§ **EXERCISE AIM**
Locate all lines with the word "this". Copy them.

§ **RECORD SET**
________________
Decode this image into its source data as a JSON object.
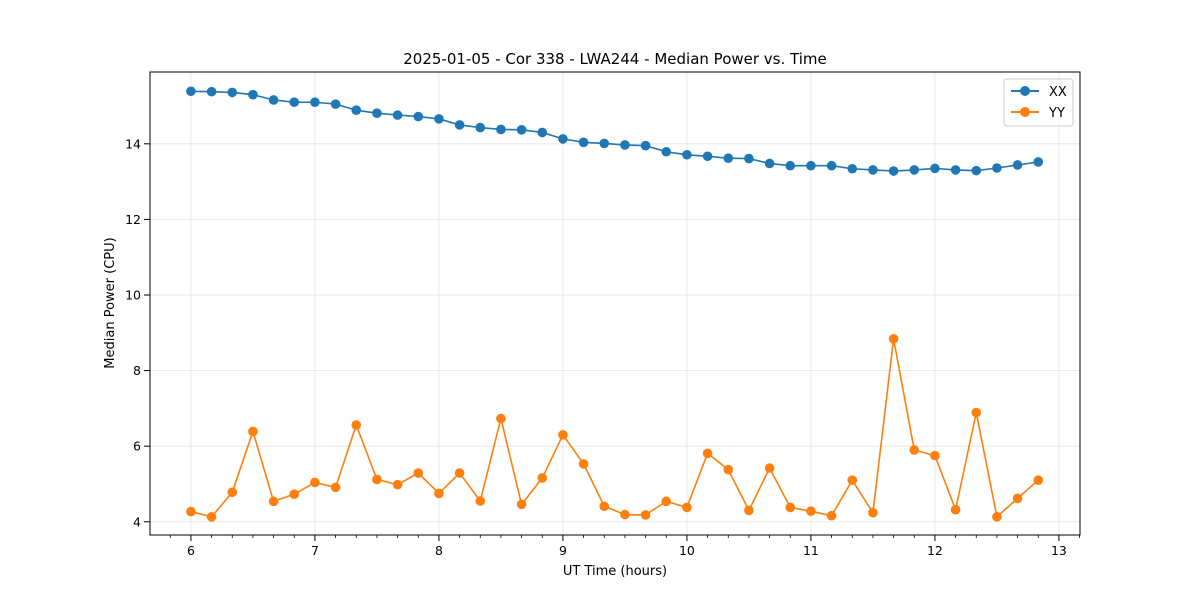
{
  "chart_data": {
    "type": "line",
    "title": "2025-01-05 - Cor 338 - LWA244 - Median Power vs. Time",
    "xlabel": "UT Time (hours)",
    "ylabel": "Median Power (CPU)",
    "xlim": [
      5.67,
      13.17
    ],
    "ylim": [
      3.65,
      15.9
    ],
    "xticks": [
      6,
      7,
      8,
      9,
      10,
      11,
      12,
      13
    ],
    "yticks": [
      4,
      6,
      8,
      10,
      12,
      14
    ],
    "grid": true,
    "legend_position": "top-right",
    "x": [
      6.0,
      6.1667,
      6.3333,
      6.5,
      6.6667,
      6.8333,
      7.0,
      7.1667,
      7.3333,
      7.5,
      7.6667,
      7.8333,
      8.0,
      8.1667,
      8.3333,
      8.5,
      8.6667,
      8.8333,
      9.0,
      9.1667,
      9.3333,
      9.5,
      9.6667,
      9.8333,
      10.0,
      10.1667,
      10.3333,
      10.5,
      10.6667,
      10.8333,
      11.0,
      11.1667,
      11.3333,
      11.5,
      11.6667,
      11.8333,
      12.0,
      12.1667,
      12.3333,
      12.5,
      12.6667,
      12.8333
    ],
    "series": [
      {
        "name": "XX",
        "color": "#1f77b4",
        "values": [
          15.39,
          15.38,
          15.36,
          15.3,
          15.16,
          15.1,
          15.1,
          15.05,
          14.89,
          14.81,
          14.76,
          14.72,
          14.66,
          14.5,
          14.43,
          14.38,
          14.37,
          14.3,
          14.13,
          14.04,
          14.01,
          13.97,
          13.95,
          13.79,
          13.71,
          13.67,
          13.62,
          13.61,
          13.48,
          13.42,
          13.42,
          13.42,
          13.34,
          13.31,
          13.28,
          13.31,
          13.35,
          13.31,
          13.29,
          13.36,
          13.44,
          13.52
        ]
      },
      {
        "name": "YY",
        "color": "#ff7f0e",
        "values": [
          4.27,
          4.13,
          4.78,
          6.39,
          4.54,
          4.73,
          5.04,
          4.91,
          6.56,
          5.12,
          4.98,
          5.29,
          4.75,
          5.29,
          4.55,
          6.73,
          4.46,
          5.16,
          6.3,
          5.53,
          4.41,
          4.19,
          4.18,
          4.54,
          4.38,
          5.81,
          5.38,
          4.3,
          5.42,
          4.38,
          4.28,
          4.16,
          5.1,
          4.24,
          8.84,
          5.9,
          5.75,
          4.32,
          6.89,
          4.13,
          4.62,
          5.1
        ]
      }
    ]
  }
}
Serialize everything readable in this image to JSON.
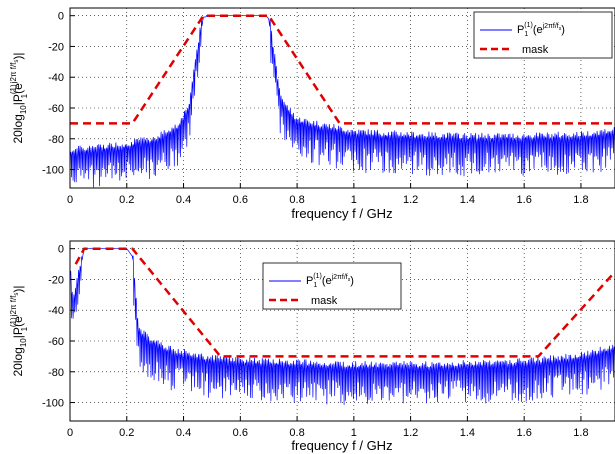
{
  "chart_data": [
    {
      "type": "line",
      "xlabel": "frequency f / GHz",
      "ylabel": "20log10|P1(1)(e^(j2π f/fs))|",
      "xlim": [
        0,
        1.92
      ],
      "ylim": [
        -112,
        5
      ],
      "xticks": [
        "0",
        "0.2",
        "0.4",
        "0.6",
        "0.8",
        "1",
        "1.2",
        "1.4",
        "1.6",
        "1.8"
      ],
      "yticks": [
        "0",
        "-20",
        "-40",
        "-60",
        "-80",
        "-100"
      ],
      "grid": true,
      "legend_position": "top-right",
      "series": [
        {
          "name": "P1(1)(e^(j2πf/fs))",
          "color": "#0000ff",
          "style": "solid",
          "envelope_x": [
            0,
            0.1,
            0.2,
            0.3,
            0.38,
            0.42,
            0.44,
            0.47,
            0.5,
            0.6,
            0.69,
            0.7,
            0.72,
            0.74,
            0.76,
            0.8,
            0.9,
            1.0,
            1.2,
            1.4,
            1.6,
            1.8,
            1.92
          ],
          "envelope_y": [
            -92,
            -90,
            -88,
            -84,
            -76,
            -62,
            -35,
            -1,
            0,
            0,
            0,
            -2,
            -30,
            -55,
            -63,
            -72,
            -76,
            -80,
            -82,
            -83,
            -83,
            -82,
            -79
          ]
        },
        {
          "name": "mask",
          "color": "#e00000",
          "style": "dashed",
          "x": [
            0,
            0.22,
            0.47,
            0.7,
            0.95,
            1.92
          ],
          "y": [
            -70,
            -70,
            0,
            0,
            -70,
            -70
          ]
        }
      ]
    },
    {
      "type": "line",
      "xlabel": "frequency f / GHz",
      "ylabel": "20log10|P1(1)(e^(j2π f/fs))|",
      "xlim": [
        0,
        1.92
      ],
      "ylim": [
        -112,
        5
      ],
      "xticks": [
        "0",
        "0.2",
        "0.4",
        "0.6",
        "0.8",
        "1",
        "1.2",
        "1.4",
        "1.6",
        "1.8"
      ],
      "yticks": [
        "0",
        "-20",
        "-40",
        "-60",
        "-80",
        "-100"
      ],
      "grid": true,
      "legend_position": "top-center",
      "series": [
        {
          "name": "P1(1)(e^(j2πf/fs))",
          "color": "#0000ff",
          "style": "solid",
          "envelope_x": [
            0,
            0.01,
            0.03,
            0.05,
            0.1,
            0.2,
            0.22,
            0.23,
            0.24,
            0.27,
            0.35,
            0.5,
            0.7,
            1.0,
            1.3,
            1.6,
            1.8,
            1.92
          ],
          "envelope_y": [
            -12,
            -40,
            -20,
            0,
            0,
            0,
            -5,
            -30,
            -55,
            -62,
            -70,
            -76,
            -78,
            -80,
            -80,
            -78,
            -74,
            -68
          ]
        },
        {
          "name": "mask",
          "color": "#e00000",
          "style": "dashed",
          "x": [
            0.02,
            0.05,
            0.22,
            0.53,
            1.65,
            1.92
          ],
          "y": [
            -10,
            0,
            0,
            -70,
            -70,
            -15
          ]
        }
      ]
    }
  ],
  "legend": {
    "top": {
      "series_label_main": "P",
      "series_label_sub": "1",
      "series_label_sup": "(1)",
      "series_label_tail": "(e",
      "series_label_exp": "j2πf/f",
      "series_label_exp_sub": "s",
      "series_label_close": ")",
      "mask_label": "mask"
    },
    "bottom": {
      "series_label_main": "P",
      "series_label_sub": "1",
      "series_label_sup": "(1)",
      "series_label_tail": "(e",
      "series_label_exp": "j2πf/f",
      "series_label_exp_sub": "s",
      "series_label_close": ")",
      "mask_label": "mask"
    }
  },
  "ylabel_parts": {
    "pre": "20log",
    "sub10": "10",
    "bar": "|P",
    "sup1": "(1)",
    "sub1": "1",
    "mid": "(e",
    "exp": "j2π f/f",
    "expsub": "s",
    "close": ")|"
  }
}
________________
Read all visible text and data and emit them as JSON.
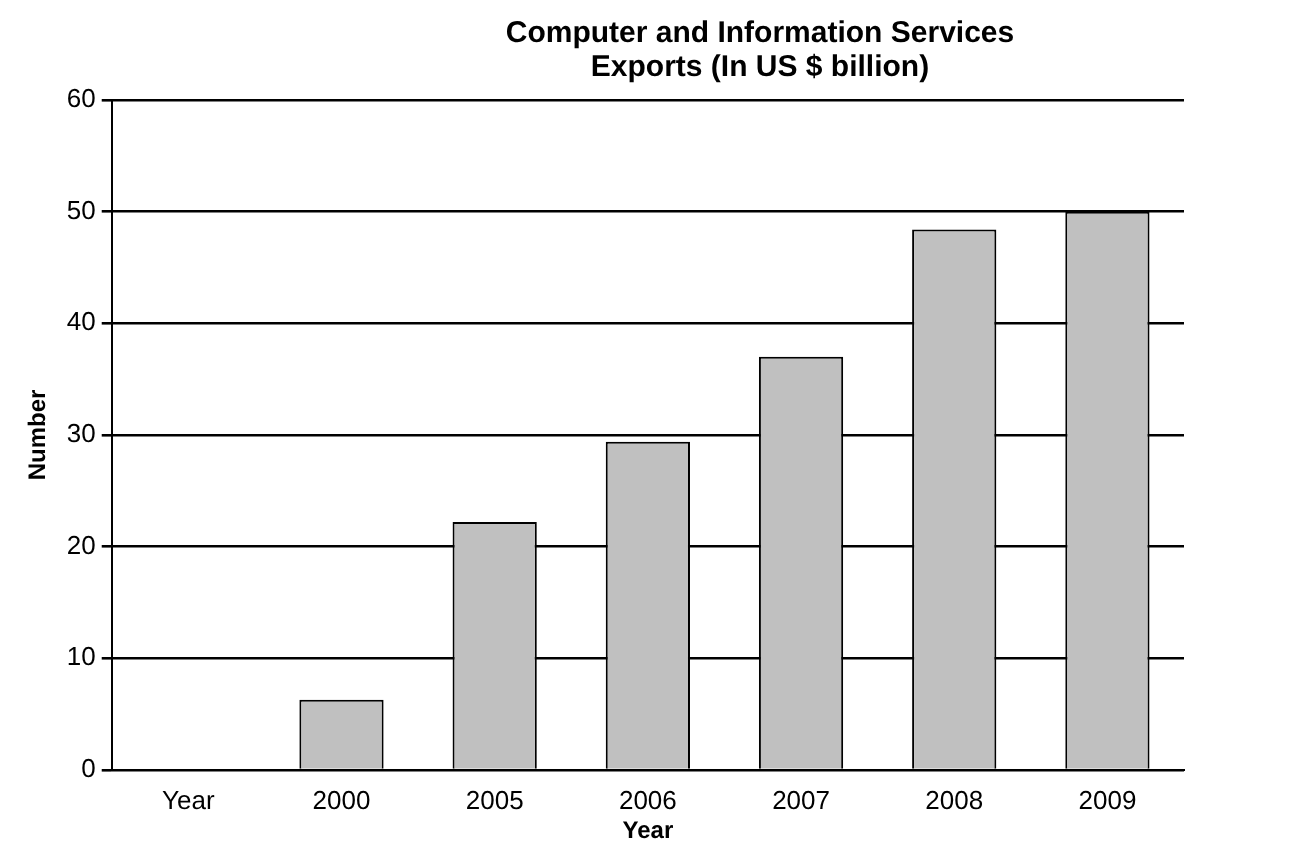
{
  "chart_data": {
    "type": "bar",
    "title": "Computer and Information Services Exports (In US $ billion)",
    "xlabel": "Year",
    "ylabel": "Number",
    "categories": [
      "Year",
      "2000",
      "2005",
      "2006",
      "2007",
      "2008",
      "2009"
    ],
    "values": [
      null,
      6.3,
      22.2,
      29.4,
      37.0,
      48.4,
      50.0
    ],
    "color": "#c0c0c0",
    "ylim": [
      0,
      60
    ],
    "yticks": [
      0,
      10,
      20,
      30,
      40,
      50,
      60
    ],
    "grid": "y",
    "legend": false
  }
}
________________
§ **REPLY TO THE TASK**
Decode this image into its source data as a JSON object.
Serialize everything readable in this image to JSON.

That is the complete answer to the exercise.